• Stated task: Repeat each line of the material below exactly as it appears, minus any pictures.

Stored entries
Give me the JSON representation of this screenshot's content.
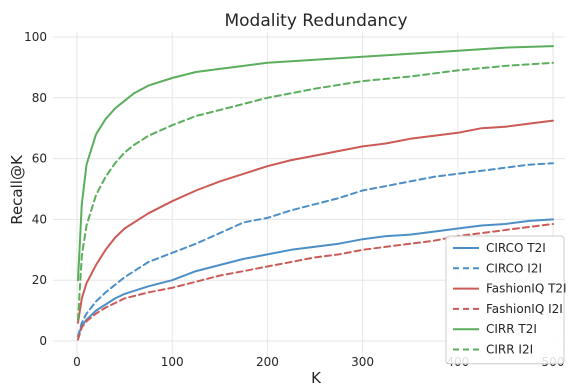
{
  "chart_data": {
    "type": "line",
    "title": "Modality Redundancy",
    "xlabel": "K",
    "ylabel": "Recall@K",
    "xlim": [
      0,
      500
    ],
    "ylim": [
      0,
      100
    ],
    "xticks": [
      0,
      100,
      200,
      300,
      400,
      500
    ],
    "yticks": [
      0,
      20,
      40,
      60,
      80,
      100
    ],
    "grid": true,
    "legend_position": "lower-right",
    "series": [
      {
        "name": "CIRCO T2I",
        "color": "#4c8fc7",
        "dash": "solid",
        "points": [
          [
            1,
            1.5
          ],
          [
            5,
            5
          ],
          [
            10,
            7
          ],
          [
            20,
            10
          ],
          [
            30,
            12
          ],
          [
            40,
            14
          ],
          [
            50,
            15.5
          ],
          [
            75,
            18
          ],
          [
            100,
            20
          ],
          [
            125,
            23
          ],
          [
            150,
            25
          ],
          [
            175,
            27
          ],
          [
            200,
            28.5
          ],
          [
            225,
            30
          ],
          [
            250,
            31
          ],
          [
            275,
            32
          ],
          [
            300,
            33.5
          ],
          [
            325,
            34.5
          ],
          [
            350,
            35
          ],
          [
            375,
            36
          ],
          [
            400,
            37
          ],
          [
            425,
            38
          ],
          [
            450,
            38.5
          ],
          [
            475,
            39.5
          ],
          [
            500,
            40
          ]
        ]
      },
      {
        "name": "CIRCO I2I",
        "color": "#4c8fc7",
        "dash": "dashed",
        "points": [
          [
            1,
            1.5
          ],
          [
            5,
            6
          ],
          [
            10,
            9
          ],
          [
            20,
            13
          ],
          [
            30,
            16
          ],
          [
            40,
            18.5
          ],
          [
            50,
            21
          ],
          [
            75,
            26
          ],
          [
            100,
            29
          ],
          [
            125,
            32
          ],
          [
            150,
            35.5
          ],
          [
            175,
            39
          ],
          [
            200,
            40.5
          ],
          [
            225,
            43
          ],
          [
            250,
            45
          ],
          [
            275,
            47
          ],
          [
            300,
            49.5
          ],
          [
            325,
            51
          ],
          [
            350,
            52.5
          ],
          [
            375,
            54
          ],
          [
            400,
            55
          ],
          [
            425,
            56
          ],
          [
            450,
            57
          ],
          [
            475,
            58
          ],
          [
            500,
            58.5
          ]
        ]
      },
      {
        "name": "FashionIQ T2I",
        "color": "#cc5a56",
        "dash": "solid",
        "points": [
          [
            1,
            6
          ],
          [
            5,
            14
          ],
          [
            10,
            19
          ],
          [
            20,
            25
          ],
          [
            30,
            30
          ],
          [
            40,
            34
          ],
          [
            50,
            37
          ],
          [
            75,
            42
          ],
          [
            100,
            46
          ],
          [
            125,
            49.5
          ],
          [
            150,
            52.5
          ],
          [
            175,
            55
          ],
          [
            200,
            57.5
          ],
          [
            225,
            59.5
          ],
          [
            250,
            61
          ],
          [
            275,
            62.5
          ],
          [
            300,
            64
          ],
          [
            325,
            65
          ],
          [
            350,
            66.5
          ],
          [
            375,
            67.5
          ],
          [
            400,
            68.5
          ],
          [
            425,
            70
          ],
          [
            450,
            70.5
          ],
          [
            475,
            71.5
          ],
          [
            500,
            72.5
          ]
        ]
      },
      {
        "name": "FashionIQ I2I",
        "color": "#cc5a56",
        "dash": "dashed",
        "points": [
          [
            1,
            0.5
          ],
          [
            5,
            4.5
          ],
          [
            10,
            6.5
          ],
          [
            20,
            9
          ],
          [
            30,
            11
          ],
          [
            40,
            12.5
          ],
          [
            50,
            14
          ],
          [
            75,
            16
          ],
          [
            100,
            17.5
          ],
          [
            125,
            19.5
          ],
          [
            150,
            21.5
          ],
          [
            175,
            23
          ],
          [
            200,
            24.5
          ],
          [
            225,
            26
          ],
          [
            250,
            27.5
          ],
          [
            275,
            28.5
          ],
          [
            300,
            30
          ],
          [
            325,
            31
          ],
          [
            350,
            32
          ],
          [
            375,
            33
          ],
          [
            400,
            34.5
          ],
          [
            425,
            35.5
          ],
          [
            450,
            36.5
          ],
          [
            475,
            37.5
          ],
          [
            500,
            38.5
          ]
        ]
      },
      {
        "name": "CIRR T2I",
        "color": "#5aae5c",
        "dash": "solid",
        "points": [
          [
            1,
            20
          ],
          [
            5,
            45
          ],
          [
            10,
            58
          ],
          [
            20,
            68
          ],
          [
            30,
            73
          ],
          [
            40,
            76.5
          ],
          [
            50,
            79
          ],
          [
            60,
            81.5
          ],
          [
            75,
            84
          ],
          [
            100,
            86.5
          ],
          [
            125,
            88.5
          ],
          [
            150,
            89.5
          ],
          [
            175,
            90.5
          ],
          [
            200,
            91.5
          ],
          [
            250,
            92.5
          ],
          [
            300,
            93.5
          ],
          [
            350,
            94.5
          ],
          [
            400,
            95.5
          ],
          [
            450,
            96.5
          ],
          [
            500,
            97
          ]
        ]
      },
      {
        "name": "CIRR I2I",
        "color": "#5aae5c",
        "dash": "dashed",
        "points": [
          [
            1,
            7
          ],
          [
            5,
            28
          ],
          [
            10,
            38
          ],
          [
            20,
            48
          ],
          [
            30,
            54
          ],
          [
            40,
            58.5
          ],
          [
            50,
            62
          ],
          [
            60,
            64.5
          ],
          [
            75,
            67.5
          ],
          [
            100,
            71
          ],
          [
            125,
            74
          ],
          [
            150,
            76
          ],
          [
            175,
            78
          ],
          [
            200,
            80
          ],
          [
            250,
            83
          ],
          [
            300,
            85.5
          ],
          [
            350,
            87
          ],
          [
            400,
            89
          ],
          [
            450,
            90.5
          ],
          [
            500,
            91.5
          ]
        ]
      }
    ]
  }
}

• Solution:
Give me the JSON representation of this screenshot's content.
{
  "chart_data": {
    "type": "line",
    "title": "Modality Redundancy",
    "xlabel": "K",
    "ylabel": "Recall@K",
    "xlim": [
      0,
      500
    ],
    "ylim": [
      0,
      100
    ],
    "xticks": [
      0,
      100,
      200,
      300,
      400,
      500
    ],
    "yticks": [
      0,
      20,
      40,
      60,
      80,
      100
    ],
    "grid": true,
    "legend_position": "lower-right",
    "series": [
      {
        "name": "CIRCO T2I",
        "color": "#4c8fc7",
        "dash": "solid",
        "points": [
          [
            1,
            1.5
          ],
          [
            5,
            5
          ],
          [
            10,
            7
          ],
          [
            20,
            10
          ],
          [
            30,
            12
          ],
          [
            40,
            14
          ],
          [
            50,
            15.5
          ],
          [
            75,
            18
          ],
          [
            100,
            20
          ],
          [
            125,
            23
          ],
          [
            150,
            25
          ],
          [
            175,
            27
          ],
          [
            200,
            28.5
          ],
          [
            225,
            30
          ],
          [
            250,
            31
          ],
          [
            275,
            32
          ],
          [
            300,
            33.5
          ],
          [
            325,
            34.5
          ],
          [
            350,
            35
          ],
          [
            375,
            36
          ],
          [
            400,
            37
          ],
          [
            425,
            38
          ],
          [
            450,
            38.5
          ],
          [
            475,
            39.5
          ],
          [
            500,
            40
          ]
        ]
      },
      {
        "name": "CIRCO I2I",
        "color": "#4c8fc7",
        "dash": "dashed",
        "points": [
          [
            1,
            1.5
          ],
          [
            5,
            6
          ],
          [
            10,
            9
          ],
          [
            20,
            13
          ],
          [
            30,
            16
          ],
          [
            40,
            18.5
          ],
          [
            50,
            21
          ],
          [
            75,
            26
          ],
          [
            100,
            29
          ],
          [
            125,
            32
          ],
          [
            150,
            35.5
          ],
          [
            175,
            39
          ],
          [
            200,
            40.5
          ],
          [
            225,
            43
          ],
          [
            250,
            45
          ],
          [
            275,
            47
          ],
          [
            300,
            49.5
          ],
          [
            325,
            51
          ],
          [
            350,
            52.5
          ],
          [
            375,
            54
          ],
          [
            400,
            55
          ],
          [
            425,
            56
          ],
          [
            450,
            57
          ],
          [
            475,
            58
          ],
          [
            500,
            58.5
          ]
        ]
      },
      {
        "name": "FashionIQ T2I",
        "color": "#cc5a56",
        "dash": "solid",
        "points": [
          [
            1,
            6
          ],
          [
            5,
            14
          ],
          [
            10,
            19
          ],
          [
            20,
            25
          ],
          [
            30,
            30
          ],
          [
            40,
            34
          ],
          [
            50,
            37
          ],
          [
            75,
            42
          ],
          [
            100,
            46
          ],
          [
            125,
            49.5
          ],
          [
            150,
            52.5
          ],
          [
            175,
            55
          ],
          [
            200,
            57.5
          ],
          [
            225,
            59.5
          ],
          [
            250,
            61
          ],
          [
            275,
            62.5
          ],
          [
            300,
            64
          ],
          [
            325,
            65
          ],
          [
            350,
            66.5
          ],
          [
            375,
            67.5
          ],
          [
            400,
            68.5
          ],
          [
            425,
            70
          ],
          [
            450,
            70.5
          ],
          [
            475,
            71.5
          ],
          [
            500,
            72.5
          ]
        ]
      },
      {
        "name": "FashionIQ I2I",
        "color": "#cc5a56",
        "dash": "dashed",
        "points": [
          [
            1,
            0.5
          ],
          [
            5,
            4.5
          ],
          [
            10,
            6.5
          ],
          [
            20,
            9
          ],
          [
            30,
            11
          ],
          [
            40,
            12.5
          ],
          [
            50,
            14
          ],
          [
            75,
            16
          ],
          [
            100,
            17.5
          ],
          [
            125,
            19.5
          ],
          [
            150,
            21.5
          ],
          [
            175,
            23
          ],
          [
            200,
            24.5
          ],
          [
            225,
            26
          ],
          [
            250,
            27.5
          ],
          [
            275,
            28.5
          ],
          [
            300,
            30
          ],
          [
            325,
            31
          ],
          [
            350,
            32
          ],
          [
            375,
            33
          ],
          [
            400,
            34.5
          ],
          [
            425,
            35.5
          ],
          [
            450,
            36.5
          ],
          [
            475,
            37.5
          ],
          [
            500,
            38.5
          ]
        ]
      },
      {
        "name": "CIRR T2I",
        "color": "#5aae5c",
        "dash": "solid",
        "points": [
          [
            1,
            20
          ],
          [
            5,
            45
          ],
          [
            10,
            58
          ],
          [
            20,
            68
          ],
          [
            30,
            73
          ],
          [
            40,
            76.5
          ],
          [
            50,
            79
          ],
          [
            60,
            81.5
          ],
          [
            75,
            84
          ],
          [
            100,
            86.5
          ],
          [
            125,
            88.5
          ],
          [
            150,
            89.5
          ],
          [
            175,
            90.5
          ],
          [
            200,
            91.5
          ],
          [
            250,
            92.5
          ],
          [
            300,
            93.5
          ],
          [
            350,
            94.5
          ],
          [
            400,
            95.5
          ],
          [
            450,
            96.5
          ],
          [
            500,
            97
          ]
        ]
      },
      {
        "name": "CIRR I2I",
        "color": "#5aae5c",
        "dash": "dashed",
        "points": [
          [
            1,
            7
          ],
          [
            5,
            28
          ],
          [
            10,
            38
          ],
          [
            20,
            48
          ],
          [
            30,
            54
          ],
          [
            40,
            58.5
          ],
          [
            50,
            62
          ],
          [
            60,
            64.5
          ],
          [
            75,
            67.5
          ],
          [
            100,
            71
          ],
          [
            125,
            74
          ],
          [
            150,
            76
          ],
          [
            175,
            78
          ],
          [
            200,
            80
          ],
          [
            250,
            83
          ],
          [
            300,
            85.5
          ],
          [
            350,
            87
          ],
          [
            400,
            89
          ],
          [
            450,
            90.5
          ],
          [
            500,
            91.5
          ]
        ]
      }
    ]
  }
}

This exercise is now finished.